WHAT IS NEEDED: Please read the abstract on hepatic stellate cell activation below and state which rat HCC cell line supplied the conditioned medium.

EXCERPT:

· · ·

Gene expression profiles during activation of cultured rat hepatic stellate cells by tumoral hepatocytes and fetal bovine serum

Hepatic stellate cells (HSCs) transdifferentiate to become extracellular matrix-producing myofibroblasts during liver injury. Myofibroblasts can also promote invasion and metastasis of hepatocellular carcinoma (HCC). In this study, we determined gene expression changes in two different models of HSC activation, induction-activated HSCs (iHSCs) and culture-activated HSCs (cHSCs). Hepatic stellate cells were isolated by density centrifugation and exposed to conditioned medium (CM) from the rat HCC cell line C5F, and fetal bovine serum (FBS). Expression of 27,100 genes in quiescent HSCs, cHSCs and iHSCs was analyzed by microarray and was confirmed on a subset of genes by real-time RT-PCR and Western blot. One thousand nine hundred sixty-seven genes were differentially expressed in cHSCs and iHSCs, including genes that encode proinflammatory factors, adhesion molecules, cell surface receptors, signaling transduction and immune factors such as Il1a, Vcam1, Ccl6, Ilr7, PRAP, osteopontin, Gp39, Raf1, Rac2, Adam17, Wnt6, MMP-9, and Cfd. C5F-CM-induced activation only partially reproduced the gene expression changes observed during FBS culture activation. iHSCs showed specific gene expression, suggesting that HCC cells can specifically induce HSC activation. Induction-activated HSCs' gene expression patterns were partially similar to and different from that of cHSCs. iHSCs might play an important role in invasion and metastasis of HCC. This study provided theoretical foundations for investigating the biology of HSCs in HCC.

· · ·

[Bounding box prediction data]
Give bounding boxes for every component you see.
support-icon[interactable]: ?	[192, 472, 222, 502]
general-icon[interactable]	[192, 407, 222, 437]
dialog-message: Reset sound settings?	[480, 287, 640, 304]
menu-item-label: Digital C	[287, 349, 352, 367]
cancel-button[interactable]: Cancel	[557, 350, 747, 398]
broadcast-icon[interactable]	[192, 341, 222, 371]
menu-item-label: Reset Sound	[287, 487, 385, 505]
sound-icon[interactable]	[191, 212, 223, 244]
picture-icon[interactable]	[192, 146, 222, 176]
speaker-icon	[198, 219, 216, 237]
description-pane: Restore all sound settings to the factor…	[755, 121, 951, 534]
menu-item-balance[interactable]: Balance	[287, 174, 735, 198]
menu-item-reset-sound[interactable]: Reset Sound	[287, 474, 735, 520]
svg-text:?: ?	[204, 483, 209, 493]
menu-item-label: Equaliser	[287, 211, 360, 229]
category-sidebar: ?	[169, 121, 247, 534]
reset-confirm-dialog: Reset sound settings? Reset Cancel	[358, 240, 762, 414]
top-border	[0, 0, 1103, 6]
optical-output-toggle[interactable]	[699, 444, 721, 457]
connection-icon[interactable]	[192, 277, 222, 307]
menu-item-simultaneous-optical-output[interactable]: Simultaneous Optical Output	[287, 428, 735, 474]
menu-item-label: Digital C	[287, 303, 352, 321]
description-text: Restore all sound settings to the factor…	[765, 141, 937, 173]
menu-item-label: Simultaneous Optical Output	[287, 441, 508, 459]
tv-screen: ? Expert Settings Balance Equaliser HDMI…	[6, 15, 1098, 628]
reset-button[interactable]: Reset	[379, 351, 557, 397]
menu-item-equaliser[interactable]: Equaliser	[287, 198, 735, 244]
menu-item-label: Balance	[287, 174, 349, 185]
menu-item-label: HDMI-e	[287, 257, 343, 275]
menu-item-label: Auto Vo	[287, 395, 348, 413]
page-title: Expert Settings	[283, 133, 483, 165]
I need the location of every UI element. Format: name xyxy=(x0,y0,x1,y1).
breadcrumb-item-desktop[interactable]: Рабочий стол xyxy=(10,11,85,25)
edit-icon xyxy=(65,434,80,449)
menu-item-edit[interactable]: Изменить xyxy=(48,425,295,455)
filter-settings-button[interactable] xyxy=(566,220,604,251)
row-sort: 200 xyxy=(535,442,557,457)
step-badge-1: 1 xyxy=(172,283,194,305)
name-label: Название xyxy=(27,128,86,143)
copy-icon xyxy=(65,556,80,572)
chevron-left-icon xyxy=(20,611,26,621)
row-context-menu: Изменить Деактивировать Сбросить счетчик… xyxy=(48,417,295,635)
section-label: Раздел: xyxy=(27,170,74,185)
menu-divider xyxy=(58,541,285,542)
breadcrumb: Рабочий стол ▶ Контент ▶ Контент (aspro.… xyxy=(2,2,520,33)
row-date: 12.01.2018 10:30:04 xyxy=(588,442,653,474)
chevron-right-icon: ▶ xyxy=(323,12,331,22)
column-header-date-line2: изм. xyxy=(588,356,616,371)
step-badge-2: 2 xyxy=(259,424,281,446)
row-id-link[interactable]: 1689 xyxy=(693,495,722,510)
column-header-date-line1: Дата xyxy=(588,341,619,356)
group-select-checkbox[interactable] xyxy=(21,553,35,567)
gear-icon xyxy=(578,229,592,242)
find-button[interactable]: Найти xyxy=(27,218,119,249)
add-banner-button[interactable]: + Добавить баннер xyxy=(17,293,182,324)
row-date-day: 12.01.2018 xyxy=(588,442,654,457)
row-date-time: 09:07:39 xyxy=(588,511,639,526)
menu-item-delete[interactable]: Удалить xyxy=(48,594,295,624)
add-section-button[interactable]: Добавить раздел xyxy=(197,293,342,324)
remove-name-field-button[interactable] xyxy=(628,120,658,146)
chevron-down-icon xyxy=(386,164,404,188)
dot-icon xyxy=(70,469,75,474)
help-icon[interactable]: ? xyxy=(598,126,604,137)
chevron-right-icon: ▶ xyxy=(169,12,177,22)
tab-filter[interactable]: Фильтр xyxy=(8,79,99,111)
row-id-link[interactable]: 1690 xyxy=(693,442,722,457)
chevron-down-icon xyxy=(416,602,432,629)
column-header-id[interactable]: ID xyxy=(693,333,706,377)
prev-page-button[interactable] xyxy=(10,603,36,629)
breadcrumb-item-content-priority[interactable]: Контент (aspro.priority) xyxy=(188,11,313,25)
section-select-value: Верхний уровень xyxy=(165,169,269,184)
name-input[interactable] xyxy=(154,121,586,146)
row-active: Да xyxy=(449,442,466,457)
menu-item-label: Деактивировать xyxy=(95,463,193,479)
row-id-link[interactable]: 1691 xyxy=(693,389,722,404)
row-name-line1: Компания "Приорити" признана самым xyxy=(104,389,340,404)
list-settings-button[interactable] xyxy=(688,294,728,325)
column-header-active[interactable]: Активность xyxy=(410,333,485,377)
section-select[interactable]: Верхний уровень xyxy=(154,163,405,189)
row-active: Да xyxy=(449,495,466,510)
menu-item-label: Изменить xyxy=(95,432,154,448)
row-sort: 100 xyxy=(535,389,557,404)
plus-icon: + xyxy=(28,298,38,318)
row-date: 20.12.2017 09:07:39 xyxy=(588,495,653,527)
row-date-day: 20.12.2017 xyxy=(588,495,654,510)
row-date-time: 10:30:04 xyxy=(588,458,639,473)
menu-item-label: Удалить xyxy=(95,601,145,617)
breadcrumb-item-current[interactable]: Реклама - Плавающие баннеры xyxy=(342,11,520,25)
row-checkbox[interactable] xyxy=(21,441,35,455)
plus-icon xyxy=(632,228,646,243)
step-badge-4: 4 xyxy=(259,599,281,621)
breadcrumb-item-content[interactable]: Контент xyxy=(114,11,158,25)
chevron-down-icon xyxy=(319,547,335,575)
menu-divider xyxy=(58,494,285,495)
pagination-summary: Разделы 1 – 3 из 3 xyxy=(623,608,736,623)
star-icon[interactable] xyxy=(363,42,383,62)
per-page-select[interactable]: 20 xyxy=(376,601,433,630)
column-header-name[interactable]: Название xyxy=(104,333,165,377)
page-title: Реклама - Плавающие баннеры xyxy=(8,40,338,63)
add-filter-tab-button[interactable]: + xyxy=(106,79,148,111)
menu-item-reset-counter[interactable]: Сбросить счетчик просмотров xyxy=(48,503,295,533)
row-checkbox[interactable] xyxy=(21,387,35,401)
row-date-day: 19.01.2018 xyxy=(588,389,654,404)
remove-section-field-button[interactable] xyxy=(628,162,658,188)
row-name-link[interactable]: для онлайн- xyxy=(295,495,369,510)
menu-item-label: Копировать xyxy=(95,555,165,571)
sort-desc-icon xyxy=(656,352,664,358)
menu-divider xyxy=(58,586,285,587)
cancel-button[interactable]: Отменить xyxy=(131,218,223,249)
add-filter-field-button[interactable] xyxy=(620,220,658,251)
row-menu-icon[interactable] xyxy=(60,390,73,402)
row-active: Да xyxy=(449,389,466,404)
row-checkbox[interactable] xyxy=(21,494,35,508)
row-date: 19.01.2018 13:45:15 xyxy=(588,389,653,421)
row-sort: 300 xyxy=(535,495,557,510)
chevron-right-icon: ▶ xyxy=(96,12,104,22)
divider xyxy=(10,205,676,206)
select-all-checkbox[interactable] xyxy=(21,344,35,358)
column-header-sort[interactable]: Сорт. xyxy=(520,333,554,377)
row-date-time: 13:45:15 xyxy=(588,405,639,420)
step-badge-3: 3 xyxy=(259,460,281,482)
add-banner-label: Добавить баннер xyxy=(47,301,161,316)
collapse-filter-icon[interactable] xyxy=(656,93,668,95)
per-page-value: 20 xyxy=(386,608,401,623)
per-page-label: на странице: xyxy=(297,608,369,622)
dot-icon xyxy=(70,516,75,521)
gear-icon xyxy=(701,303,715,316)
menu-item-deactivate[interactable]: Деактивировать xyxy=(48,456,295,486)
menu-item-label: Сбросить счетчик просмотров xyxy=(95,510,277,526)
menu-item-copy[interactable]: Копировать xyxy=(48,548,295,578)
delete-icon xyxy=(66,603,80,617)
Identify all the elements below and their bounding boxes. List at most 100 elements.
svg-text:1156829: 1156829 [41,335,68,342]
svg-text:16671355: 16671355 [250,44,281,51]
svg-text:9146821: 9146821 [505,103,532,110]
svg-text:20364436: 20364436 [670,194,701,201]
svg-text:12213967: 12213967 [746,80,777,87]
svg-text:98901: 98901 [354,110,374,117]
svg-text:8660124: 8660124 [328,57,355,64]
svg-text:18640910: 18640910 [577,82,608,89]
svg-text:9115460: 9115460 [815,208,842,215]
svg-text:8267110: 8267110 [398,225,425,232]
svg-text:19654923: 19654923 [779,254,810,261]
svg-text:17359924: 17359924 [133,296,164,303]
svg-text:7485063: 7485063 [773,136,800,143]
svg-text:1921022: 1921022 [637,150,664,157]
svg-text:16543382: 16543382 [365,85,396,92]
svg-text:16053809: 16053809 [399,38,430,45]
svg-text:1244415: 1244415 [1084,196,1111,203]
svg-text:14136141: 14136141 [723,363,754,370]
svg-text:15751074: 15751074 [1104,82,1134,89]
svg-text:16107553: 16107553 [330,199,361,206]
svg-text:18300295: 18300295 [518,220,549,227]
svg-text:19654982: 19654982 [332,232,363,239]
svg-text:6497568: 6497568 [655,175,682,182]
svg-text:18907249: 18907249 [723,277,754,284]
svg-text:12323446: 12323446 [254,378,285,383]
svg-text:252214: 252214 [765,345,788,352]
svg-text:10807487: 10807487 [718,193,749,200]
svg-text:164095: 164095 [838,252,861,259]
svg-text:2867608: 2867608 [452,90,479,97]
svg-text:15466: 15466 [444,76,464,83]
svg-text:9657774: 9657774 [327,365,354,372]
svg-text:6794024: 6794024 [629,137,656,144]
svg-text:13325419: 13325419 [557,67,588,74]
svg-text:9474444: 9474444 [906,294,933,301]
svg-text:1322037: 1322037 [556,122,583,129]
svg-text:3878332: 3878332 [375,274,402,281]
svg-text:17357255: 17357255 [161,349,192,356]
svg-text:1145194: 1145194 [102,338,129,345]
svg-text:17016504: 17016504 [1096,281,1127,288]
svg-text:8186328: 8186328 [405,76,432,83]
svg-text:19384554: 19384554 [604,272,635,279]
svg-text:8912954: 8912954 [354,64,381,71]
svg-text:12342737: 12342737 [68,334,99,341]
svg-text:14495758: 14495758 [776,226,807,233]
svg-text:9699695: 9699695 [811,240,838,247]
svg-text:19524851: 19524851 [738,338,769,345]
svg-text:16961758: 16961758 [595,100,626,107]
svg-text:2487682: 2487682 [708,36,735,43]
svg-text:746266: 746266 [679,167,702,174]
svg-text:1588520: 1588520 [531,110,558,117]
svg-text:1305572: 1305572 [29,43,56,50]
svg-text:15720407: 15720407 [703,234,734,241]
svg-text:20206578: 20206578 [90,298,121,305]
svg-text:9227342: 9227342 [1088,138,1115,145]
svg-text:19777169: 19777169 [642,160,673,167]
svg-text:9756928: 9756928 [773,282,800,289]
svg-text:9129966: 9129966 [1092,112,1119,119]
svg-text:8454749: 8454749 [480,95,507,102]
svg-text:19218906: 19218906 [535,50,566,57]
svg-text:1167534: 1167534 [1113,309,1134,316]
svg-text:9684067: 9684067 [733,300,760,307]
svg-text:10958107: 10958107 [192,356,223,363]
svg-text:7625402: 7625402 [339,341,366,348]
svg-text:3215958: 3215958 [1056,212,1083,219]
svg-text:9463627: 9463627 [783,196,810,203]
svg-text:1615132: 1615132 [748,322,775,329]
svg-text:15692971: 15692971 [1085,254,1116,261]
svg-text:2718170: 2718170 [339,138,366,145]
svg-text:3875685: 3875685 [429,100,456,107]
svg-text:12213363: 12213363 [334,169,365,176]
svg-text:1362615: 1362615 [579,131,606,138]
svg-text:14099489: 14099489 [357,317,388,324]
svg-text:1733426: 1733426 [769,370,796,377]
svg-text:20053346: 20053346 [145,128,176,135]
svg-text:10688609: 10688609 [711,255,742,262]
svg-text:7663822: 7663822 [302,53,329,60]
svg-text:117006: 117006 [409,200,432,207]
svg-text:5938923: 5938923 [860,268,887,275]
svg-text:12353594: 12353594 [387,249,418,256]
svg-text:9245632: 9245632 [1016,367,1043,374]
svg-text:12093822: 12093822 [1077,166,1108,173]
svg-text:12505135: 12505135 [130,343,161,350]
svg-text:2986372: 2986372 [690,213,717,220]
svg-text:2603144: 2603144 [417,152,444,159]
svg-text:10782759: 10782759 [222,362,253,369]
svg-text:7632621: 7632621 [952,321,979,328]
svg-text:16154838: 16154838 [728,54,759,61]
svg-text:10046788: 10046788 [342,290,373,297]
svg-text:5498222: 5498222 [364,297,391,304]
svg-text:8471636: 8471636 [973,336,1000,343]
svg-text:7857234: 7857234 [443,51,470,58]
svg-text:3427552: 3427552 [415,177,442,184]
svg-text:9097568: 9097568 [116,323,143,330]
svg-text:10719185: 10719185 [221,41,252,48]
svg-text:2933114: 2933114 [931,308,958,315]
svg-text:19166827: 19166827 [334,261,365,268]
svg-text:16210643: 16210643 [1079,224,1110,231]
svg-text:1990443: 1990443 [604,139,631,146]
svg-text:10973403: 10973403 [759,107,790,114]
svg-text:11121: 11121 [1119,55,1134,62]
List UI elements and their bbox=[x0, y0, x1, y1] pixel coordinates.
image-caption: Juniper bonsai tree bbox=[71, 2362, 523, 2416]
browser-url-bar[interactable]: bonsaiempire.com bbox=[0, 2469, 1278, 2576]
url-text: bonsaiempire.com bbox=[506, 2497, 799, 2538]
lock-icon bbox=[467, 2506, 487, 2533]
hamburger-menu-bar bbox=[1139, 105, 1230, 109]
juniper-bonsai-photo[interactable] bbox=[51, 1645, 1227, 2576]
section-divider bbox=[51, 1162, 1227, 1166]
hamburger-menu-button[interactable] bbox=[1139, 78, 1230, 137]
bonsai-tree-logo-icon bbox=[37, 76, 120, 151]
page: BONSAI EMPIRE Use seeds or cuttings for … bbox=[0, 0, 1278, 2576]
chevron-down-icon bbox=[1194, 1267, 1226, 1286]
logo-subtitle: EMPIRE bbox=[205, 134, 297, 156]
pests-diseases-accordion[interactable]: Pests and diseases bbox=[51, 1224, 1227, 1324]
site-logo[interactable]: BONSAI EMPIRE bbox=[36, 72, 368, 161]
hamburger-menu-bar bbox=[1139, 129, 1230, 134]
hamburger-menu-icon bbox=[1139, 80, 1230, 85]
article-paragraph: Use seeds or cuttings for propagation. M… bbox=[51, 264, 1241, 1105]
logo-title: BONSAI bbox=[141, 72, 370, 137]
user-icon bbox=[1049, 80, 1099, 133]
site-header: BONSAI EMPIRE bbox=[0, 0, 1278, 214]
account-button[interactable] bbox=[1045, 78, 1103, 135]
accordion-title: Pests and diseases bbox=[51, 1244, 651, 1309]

· · ·

EXPECTED OUTPUT: The conditioned medium came from the rat HCC cell line C5F.